Written exercise: Return every line of the records below verbatim, with no pictures in the copy.

Stored data:
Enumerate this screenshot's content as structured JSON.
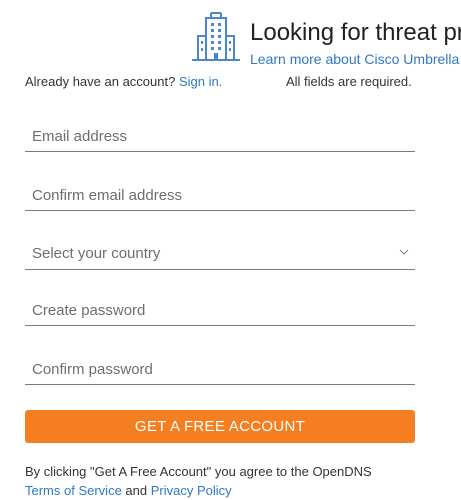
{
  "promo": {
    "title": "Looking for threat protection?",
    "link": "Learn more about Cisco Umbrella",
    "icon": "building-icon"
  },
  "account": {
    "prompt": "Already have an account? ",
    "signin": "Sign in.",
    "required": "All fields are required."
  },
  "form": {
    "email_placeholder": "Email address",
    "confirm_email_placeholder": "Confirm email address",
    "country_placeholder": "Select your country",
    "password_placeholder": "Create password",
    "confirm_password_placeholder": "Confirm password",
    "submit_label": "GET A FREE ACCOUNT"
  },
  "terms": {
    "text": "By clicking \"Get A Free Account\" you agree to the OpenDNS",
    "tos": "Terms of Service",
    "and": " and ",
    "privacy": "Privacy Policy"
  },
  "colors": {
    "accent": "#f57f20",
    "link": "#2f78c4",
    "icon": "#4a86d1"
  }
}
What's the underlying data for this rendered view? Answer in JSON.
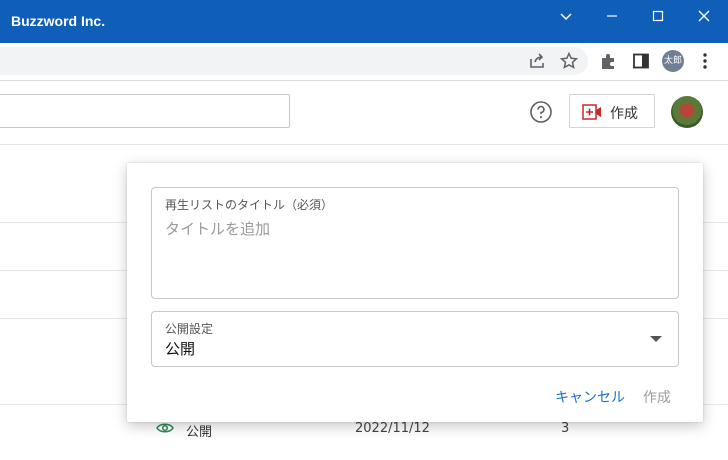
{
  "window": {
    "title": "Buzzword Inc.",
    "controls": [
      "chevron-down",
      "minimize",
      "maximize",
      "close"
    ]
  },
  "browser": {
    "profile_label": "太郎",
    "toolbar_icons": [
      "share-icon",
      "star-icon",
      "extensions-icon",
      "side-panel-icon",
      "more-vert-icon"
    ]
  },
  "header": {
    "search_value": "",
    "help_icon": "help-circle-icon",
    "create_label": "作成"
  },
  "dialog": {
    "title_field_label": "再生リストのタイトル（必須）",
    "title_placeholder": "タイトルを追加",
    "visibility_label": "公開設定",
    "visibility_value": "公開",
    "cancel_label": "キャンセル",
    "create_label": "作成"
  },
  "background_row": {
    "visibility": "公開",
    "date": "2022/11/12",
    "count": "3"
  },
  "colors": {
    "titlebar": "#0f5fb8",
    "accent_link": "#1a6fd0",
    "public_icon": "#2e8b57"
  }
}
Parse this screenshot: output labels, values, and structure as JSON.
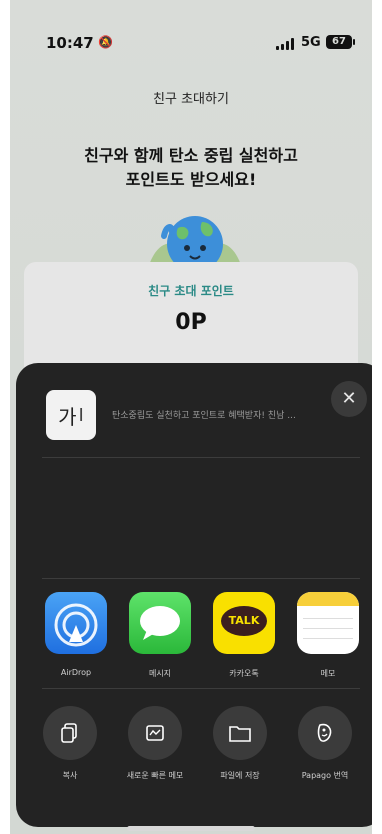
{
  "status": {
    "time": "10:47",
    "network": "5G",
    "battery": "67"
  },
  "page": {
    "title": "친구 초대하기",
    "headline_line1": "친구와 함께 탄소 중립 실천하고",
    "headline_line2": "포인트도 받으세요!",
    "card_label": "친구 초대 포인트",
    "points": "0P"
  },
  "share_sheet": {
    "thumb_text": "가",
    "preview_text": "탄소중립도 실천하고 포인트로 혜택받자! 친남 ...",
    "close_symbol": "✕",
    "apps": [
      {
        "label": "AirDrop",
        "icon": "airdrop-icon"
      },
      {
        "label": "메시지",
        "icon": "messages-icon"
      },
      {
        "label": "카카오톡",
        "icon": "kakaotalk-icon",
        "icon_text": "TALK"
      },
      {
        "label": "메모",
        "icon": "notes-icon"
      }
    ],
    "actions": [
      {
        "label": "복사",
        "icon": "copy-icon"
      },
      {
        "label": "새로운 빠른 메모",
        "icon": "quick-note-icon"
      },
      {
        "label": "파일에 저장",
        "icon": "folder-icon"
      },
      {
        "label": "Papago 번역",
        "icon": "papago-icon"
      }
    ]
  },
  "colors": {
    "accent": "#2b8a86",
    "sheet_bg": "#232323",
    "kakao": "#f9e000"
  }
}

Solution to this exercise:
Enumerate this screenshot's content as structured JSON.
{
  "promo": {
    "title": "Looking for threat protection?",
    "link": "Learn more about Cisco Umbrella",
    "icon": "building-icon"
  },
  "account": {
    "prompt": "Already have an account? ",
    "signin": "Sign in.",
    "required": "All fields are required."
  },
  "form": {
    "email_placeholder": "Email address",
    "confirm_email_placeholder": "Confirm email address",
    "country_placeholder": "Select your country",
    "password_placeholder": "Create password",
    "confirm_password_placeholder": "Confirm password",
    "submit_label": "GET A FREE ACCOUNT"
  },
  "terms": {
    "text": "By clicking \"Get A Free Account\" you agree to the OpenDNS",
    "tos": "Terms of Service",
    "and": " and ",
    "privacy": "Privacy Policy"
  },
  "colors": {
    "accent": "#f57f20",
    "link": "#2f78c4",
    "icon": "#4a86d1"
  }
}
What's the underlying data for this rendered view? Answer in JSON.
{
  "window": {
    "title": "Buzzword Inc.",
    "controls": [
      "chevron-down",
      "minimize",
      "maximize",
      "close"
    ]
  },
  "browser": {
    "profile_label": "太郎",
    "toolbar_icons": [
      "share-icon",
      "star-icon",
      "extensions-icon",
      "side-panel-icon",
      "more-vert-icon"
    ]
  },
  "header": {
    "search_value": "",
    "help_icon": "help-circle-icon",
    "create_label": "作成"
  },
  "dialog": {
    "title_field_label": "再生リストのタイトル（必須）",
    "title_placeholder": "タイトルを追加",
    "visibility_label": "公開設定",
    "visibility_value": "公開",
    "cancel_label": "キャンセル",
    "create_label": "作成"
  },
  "background_row": {
    "visibility": "公開",
    "date": "2022/11/12",
    "count": "3"
  },
  "colors": {
    "titlebar": "#0f5fb8",
    "accent_link": "#1a6fd0",
    "public_icon": "#2e8b57"
  }
}
Parse this screenshot: output labels, values, and structure as JSON.
{
  "status": {
    "time": "10:47",
    "network": "5G",
    "battery": "67"
  },
  "page": {
    "title": "친구 초대하기",
    "headline_line1": "친구와 함께 탄소 중립 실천하고",
    "headline_line2": "포인트도 받으세요!",
    "card_label": "친구 초대 포인트",
    "points": "0P"
  },
  "share_sheet": {
    "thumb_text": "가",
    "preview_text": "탄소중립도 실천하고 포인트로 혜택받자! 친남 ...",
    "close_symbol": "✕",
    "apps": [
      {
        "label": "AirDrop",
        "icon": "airdrop-icon"
      },
      {
        "label": "메시지",
        "icon": "messages-icon"
      },
      {
        "label": "카카오톡",
        "icon": "kakaotalk-icon",
        "icon_text": "TALK"
      },
      {
        "label": "메모",
        "icon": "notes-icon"
      }
    ],
    "actions": [
      {
        "label": "복사",
        "icon": "copy-icon"
      },
      {
        "label": "새로운 빠른 메모",
        "icon": "quick-note-icon"
      },
      {
        "label": "파일에 저장",
        "icon": "folder-icon"
      },
      {
        "label": "Papago 번역",
        "icon": "papago-icon"
      }
    ]
  },
  "colors": {
    "accent": "#2b8a86",
    "sheet_bg": "#232323",
    "kakao": "#f9e000"
  }
}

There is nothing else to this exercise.